**Your objective:** Only lines holding the string "выезд" are wanted; copy each one from the material.

--- Start of Extracted information ---

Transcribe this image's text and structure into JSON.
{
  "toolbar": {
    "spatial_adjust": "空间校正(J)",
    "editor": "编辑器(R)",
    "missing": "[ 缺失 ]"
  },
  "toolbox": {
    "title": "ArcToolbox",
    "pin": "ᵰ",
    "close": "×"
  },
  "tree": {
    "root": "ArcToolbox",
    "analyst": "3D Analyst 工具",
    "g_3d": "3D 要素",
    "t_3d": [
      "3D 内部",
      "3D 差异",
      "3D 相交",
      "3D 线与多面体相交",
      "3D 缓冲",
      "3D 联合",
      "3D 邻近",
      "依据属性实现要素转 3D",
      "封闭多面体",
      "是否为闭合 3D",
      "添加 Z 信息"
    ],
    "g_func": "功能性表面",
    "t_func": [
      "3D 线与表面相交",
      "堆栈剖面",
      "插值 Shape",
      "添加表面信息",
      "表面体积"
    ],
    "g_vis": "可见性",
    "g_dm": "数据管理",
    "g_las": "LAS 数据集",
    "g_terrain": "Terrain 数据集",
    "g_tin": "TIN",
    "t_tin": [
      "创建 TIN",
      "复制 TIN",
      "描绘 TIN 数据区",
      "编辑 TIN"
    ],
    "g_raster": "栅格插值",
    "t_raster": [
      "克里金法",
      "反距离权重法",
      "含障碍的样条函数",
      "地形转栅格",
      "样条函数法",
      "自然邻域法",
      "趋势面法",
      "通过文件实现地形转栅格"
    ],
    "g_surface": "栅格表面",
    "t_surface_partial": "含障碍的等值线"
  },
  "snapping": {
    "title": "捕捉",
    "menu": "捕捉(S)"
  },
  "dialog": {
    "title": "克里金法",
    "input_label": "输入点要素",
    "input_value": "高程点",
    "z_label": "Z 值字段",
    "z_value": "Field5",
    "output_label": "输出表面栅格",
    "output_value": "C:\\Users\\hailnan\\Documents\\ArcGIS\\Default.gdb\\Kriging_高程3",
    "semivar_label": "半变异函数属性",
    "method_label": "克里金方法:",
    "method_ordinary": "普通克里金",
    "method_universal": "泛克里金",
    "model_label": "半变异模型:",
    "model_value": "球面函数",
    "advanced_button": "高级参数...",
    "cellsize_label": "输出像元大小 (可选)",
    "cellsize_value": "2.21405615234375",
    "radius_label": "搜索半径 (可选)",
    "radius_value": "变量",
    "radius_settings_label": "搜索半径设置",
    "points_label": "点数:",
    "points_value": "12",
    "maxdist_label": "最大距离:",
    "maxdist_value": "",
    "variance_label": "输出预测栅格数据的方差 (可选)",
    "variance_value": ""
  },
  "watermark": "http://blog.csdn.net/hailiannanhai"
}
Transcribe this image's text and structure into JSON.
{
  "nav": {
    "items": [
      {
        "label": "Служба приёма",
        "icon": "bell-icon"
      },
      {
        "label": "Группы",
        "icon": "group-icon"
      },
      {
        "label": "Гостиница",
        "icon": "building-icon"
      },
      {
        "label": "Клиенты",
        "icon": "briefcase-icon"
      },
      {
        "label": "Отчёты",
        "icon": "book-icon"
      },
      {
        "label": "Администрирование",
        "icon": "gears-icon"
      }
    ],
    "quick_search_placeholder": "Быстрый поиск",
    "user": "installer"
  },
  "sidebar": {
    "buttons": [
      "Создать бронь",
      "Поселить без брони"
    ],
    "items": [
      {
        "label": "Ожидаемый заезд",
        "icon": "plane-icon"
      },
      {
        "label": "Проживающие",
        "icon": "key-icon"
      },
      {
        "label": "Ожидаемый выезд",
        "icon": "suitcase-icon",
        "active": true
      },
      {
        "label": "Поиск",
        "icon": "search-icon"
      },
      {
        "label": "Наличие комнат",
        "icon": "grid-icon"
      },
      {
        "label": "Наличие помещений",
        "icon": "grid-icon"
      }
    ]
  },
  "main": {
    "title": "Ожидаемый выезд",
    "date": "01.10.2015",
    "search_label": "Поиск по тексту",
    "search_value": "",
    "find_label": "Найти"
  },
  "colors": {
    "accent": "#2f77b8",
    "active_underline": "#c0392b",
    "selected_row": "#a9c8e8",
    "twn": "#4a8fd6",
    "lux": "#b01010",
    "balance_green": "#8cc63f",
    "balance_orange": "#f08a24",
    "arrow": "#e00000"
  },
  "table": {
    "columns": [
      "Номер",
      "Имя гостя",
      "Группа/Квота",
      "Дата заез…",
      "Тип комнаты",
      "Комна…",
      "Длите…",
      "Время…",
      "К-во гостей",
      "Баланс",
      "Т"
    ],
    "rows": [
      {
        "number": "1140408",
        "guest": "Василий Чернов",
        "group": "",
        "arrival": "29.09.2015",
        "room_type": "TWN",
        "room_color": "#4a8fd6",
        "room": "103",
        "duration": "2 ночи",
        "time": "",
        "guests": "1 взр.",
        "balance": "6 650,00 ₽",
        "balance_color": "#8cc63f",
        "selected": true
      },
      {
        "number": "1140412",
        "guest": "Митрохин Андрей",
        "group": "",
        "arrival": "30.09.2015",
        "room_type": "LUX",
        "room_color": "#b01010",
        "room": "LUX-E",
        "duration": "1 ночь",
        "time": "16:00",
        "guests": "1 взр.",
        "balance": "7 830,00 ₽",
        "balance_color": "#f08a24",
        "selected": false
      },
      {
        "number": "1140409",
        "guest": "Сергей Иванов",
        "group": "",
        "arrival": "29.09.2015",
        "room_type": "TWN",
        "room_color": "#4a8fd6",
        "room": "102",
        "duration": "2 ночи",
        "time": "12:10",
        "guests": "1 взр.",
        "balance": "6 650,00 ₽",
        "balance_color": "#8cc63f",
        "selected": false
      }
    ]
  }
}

--- End of Extracted information ---

**Response to this task:**
        "label": "Ожидаемый выезд",
    "title": "Ожидаемый выезд",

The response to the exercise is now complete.